_PROBLEM STATEMENT_
In the data that follows, count each line holding the string "Betriebsrichtung"; answer with the number only.

++++ DATA FOR PROCESSING ++++

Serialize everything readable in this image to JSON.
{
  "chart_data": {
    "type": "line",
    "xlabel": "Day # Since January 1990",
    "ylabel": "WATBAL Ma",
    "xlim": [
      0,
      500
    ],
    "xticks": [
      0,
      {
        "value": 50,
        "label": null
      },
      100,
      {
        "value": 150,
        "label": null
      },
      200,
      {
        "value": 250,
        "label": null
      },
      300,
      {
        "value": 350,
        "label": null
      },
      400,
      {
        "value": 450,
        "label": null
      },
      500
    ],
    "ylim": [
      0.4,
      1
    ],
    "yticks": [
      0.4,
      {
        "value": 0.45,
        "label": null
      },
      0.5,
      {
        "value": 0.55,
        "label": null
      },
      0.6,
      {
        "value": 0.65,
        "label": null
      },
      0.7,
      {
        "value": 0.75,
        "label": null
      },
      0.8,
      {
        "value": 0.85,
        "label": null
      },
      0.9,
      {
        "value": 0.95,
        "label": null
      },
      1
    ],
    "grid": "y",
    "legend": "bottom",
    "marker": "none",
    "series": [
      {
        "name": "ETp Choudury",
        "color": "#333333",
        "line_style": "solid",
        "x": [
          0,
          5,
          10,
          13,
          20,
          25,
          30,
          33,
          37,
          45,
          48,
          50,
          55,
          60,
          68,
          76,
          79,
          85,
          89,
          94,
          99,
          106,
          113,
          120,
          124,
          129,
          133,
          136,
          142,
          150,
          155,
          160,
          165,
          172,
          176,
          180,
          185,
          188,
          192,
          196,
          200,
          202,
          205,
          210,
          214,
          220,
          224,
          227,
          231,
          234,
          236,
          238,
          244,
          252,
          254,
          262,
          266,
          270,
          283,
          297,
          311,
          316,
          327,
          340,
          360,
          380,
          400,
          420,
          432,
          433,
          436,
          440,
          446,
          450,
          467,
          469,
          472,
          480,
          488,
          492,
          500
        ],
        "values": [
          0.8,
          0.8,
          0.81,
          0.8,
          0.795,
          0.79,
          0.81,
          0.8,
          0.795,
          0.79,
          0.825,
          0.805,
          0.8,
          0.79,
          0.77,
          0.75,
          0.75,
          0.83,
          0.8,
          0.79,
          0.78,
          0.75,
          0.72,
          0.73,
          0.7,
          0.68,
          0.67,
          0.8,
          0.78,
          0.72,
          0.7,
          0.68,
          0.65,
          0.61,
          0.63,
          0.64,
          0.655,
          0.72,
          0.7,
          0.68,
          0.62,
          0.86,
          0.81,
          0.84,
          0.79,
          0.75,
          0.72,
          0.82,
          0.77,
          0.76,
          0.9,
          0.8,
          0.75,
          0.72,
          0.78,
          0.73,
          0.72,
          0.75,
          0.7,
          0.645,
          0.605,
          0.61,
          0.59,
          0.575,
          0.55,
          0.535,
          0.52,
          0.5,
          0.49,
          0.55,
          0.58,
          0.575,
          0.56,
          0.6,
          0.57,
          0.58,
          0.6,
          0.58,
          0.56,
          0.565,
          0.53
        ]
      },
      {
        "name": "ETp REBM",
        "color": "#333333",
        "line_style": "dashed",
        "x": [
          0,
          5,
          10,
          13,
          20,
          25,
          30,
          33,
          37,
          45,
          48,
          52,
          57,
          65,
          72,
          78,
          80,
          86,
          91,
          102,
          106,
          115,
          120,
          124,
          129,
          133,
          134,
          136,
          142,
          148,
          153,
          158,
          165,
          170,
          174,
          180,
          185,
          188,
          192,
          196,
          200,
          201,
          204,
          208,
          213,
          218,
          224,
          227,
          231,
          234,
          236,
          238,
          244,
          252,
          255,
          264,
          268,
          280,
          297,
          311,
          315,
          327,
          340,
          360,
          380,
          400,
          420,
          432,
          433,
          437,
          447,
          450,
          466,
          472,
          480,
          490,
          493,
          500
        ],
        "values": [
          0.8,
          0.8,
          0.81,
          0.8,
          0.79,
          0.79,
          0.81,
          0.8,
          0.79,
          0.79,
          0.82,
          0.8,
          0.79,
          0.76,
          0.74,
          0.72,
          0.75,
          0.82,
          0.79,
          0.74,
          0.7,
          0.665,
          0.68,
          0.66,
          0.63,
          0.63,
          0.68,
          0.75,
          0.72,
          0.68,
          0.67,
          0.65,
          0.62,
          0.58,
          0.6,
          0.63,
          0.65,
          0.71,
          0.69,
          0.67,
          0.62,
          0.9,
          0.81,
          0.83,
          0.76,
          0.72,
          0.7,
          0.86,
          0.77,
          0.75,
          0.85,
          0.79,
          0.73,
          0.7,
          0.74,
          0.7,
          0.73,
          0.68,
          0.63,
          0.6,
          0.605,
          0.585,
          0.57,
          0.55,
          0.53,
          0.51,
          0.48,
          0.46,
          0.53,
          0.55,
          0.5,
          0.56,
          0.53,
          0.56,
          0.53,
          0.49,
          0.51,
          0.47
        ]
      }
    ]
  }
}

++++
++++ DATA FOR PROCESSING ++++

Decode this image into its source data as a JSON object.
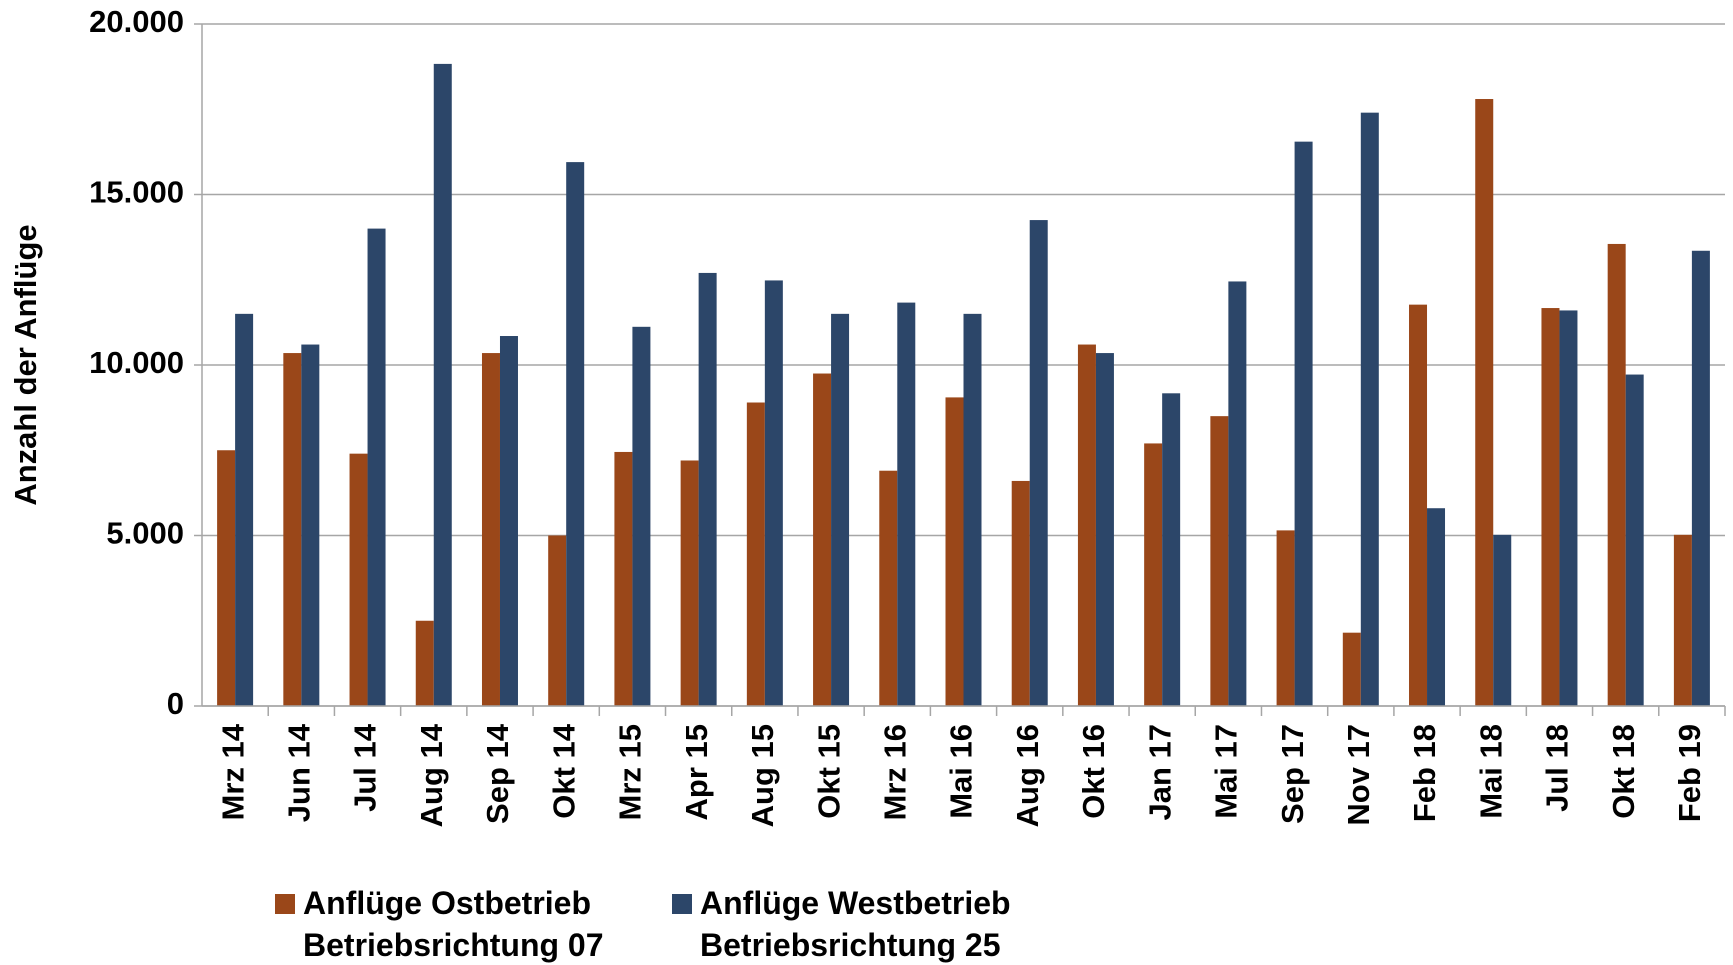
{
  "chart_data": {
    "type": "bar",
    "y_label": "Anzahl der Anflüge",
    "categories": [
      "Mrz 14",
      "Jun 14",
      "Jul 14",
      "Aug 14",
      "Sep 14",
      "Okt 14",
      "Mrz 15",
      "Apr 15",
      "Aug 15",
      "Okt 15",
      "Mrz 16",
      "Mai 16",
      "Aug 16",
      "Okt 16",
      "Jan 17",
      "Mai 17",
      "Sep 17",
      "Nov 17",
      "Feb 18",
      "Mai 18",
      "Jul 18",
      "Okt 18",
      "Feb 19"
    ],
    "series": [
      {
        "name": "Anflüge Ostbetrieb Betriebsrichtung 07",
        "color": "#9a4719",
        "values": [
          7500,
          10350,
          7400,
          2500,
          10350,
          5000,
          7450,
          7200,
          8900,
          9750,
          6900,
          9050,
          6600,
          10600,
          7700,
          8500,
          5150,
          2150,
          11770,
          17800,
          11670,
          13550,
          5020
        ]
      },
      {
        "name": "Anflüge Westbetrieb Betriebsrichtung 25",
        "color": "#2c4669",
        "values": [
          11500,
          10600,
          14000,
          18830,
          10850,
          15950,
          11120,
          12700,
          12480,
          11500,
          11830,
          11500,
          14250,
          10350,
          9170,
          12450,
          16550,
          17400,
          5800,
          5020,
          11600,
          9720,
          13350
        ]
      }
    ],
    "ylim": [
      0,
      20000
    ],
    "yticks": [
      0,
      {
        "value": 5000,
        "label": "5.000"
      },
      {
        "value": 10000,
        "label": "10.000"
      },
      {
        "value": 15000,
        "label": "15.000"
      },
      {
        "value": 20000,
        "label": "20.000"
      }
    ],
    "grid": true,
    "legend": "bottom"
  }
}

++++

_TASK RESPONSE_
2